- Problem description -
Below are the records; collect from them each line containing the string "Answer".

══════════════════════════════

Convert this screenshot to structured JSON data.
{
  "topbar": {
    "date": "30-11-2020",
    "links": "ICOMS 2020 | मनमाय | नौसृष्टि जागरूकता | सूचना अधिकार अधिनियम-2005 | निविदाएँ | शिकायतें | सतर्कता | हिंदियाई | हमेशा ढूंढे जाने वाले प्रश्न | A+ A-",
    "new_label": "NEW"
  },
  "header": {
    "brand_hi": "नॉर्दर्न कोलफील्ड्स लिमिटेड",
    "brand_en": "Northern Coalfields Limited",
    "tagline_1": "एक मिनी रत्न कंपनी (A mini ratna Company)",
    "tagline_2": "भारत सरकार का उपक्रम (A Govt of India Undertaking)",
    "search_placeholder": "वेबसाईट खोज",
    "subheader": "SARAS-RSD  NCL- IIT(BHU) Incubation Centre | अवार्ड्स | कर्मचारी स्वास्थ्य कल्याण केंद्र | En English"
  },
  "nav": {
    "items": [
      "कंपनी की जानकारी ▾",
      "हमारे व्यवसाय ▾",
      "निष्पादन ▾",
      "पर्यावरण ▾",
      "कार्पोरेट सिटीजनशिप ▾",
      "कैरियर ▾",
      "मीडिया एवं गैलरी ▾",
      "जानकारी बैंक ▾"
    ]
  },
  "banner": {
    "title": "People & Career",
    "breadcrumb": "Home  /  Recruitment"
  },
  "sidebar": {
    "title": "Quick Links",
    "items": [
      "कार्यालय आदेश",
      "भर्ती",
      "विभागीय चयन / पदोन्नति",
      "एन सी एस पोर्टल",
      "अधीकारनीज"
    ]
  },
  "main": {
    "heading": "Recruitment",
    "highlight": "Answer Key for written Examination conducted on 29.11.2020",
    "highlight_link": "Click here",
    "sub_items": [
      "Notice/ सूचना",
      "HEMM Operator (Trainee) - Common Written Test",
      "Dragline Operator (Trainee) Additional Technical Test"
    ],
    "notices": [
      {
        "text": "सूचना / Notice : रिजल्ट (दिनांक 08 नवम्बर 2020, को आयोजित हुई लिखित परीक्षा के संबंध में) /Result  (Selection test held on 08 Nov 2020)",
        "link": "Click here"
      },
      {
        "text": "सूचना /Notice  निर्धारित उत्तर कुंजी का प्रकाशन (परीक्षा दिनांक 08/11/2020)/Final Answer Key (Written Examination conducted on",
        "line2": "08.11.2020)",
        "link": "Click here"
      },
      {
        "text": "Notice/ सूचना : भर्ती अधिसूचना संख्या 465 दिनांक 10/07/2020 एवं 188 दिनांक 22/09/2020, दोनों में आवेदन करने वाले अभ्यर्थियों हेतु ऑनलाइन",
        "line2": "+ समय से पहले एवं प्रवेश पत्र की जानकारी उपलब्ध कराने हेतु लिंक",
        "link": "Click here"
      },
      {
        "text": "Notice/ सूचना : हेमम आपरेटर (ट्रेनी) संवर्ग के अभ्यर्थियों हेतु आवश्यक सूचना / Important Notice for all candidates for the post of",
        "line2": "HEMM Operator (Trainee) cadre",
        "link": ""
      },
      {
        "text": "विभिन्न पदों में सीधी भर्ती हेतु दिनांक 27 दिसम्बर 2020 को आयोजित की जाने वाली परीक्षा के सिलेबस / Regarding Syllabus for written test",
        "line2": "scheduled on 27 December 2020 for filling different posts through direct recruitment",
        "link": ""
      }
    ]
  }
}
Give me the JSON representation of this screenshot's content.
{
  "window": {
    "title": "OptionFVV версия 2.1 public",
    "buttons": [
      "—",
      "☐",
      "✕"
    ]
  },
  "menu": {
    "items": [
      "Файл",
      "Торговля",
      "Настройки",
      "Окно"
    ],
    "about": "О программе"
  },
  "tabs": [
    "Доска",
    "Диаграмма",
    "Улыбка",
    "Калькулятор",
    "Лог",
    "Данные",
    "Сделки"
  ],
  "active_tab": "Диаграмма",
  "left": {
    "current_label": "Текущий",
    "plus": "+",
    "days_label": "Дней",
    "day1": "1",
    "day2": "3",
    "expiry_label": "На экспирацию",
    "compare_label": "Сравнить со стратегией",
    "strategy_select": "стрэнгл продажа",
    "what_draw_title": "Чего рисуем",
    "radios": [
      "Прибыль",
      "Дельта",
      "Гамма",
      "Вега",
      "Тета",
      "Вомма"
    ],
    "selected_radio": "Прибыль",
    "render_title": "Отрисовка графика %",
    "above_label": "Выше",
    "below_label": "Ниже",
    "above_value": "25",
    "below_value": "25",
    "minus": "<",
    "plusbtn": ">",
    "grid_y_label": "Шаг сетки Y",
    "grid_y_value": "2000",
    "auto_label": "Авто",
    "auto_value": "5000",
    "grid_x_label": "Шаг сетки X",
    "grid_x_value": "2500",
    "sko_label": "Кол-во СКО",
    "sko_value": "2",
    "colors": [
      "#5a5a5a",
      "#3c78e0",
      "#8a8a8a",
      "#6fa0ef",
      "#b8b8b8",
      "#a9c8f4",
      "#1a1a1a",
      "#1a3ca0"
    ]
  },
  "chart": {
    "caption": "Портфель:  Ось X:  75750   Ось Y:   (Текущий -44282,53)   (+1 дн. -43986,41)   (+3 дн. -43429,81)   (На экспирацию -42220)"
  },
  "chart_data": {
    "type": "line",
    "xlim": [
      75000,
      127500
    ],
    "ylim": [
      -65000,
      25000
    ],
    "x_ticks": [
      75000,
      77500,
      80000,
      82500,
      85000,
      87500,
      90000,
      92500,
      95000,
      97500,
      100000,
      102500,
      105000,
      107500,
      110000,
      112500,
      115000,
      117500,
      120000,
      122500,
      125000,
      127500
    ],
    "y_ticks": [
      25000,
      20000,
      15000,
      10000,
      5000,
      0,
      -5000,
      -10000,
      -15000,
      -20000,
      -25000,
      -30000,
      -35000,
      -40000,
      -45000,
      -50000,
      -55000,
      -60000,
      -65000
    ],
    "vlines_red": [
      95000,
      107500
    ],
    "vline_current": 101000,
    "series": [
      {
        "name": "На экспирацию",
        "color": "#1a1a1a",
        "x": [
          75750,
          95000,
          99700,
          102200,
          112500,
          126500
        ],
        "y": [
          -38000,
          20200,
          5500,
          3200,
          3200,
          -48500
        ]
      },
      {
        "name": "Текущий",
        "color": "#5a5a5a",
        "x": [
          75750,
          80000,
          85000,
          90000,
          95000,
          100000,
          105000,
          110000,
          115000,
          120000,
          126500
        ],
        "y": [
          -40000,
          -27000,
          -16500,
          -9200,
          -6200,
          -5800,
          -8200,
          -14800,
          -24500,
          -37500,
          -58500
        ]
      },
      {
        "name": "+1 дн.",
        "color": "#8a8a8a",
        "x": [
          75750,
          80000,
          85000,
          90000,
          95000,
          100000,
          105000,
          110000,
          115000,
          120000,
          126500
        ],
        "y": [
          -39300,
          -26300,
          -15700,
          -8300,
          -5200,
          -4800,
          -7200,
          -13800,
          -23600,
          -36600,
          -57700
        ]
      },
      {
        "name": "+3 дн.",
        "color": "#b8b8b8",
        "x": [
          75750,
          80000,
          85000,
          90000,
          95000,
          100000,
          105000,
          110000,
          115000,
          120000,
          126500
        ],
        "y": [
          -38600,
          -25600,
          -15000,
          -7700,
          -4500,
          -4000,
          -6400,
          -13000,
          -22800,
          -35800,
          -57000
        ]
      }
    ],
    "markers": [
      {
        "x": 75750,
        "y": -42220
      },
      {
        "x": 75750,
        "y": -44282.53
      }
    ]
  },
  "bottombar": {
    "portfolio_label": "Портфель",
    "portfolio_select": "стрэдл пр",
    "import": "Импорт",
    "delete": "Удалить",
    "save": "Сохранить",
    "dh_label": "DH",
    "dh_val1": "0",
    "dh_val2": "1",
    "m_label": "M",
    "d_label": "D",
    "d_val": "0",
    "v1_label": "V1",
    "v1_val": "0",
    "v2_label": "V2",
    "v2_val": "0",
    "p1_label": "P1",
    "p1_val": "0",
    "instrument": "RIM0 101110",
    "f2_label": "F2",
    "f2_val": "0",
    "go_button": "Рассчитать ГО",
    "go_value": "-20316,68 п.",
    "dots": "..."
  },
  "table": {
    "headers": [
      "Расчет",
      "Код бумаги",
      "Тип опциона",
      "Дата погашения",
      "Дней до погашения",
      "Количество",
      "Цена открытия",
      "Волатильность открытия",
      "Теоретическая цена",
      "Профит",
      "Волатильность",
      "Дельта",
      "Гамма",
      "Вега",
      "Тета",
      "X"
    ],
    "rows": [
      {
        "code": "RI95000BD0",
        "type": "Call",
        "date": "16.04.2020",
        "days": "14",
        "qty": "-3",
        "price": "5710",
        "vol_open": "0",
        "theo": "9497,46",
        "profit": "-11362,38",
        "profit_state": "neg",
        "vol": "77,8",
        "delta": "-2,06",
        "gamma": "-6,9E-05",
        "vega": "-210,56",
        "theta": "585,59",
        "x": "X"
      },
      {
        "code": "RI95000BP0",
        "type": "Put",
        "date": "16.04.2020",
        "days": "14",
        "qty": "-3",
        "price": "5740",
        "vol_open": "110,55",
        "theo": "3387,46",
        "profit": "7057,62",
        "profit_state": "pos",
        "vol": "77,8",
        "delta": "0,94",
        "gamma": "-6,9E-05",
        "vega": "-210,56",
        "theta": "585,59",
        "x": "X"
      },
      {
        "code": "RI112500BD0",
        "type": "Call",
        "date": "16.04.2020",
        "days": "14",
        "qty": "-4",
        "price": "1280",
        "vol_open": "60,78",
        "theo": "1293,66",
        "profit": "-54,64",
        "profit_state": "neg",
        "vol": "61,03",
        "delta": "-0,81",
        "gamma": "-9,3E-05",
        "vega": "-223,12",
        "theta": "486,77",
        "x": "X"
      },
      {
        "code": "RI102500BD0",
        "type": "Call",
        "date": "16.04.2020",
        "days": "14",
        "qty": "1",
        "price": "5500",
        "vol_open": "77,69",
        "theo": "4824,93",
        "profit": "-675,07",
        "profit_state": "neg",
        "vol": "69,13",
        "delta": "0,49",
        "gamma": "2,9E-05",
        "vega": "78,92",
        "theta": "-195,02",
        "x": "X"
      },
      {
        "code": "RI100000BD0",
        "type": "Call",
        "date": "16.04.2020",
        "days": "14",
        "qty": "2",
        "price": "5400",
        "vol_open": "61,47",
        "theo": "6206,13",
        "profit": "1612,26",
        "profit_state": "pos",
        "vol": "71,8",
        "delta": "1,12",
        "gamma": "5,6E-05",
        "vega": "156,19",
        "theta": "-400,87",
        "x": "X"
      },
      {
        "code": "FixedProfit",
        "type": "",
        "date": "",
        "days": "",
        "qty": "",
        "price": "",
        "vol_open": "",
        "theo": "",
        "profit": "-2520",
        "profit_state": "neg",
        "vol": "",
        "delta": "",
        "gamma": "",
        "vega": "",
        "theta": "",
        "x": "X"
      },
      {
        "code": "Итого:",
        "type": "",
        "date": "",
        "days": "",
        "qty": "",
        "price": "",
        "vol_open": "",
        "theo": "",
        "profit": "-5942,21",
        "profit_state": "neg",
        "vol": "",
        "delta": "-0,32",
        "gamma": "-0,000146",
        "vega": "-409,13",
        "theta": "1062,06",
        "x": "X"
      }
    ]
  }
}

══════════════════════════════

- Solution -
    "highlight": "Answer Key for written Examination conducted on 29.11.2020",
        "text": "सूचना /Notice  निर्धारित उत्तर कुंजी का प्रकाशन (परीक्षा दिनांक 08/11/2020)/Final Answer Key (Written Examination conducted on",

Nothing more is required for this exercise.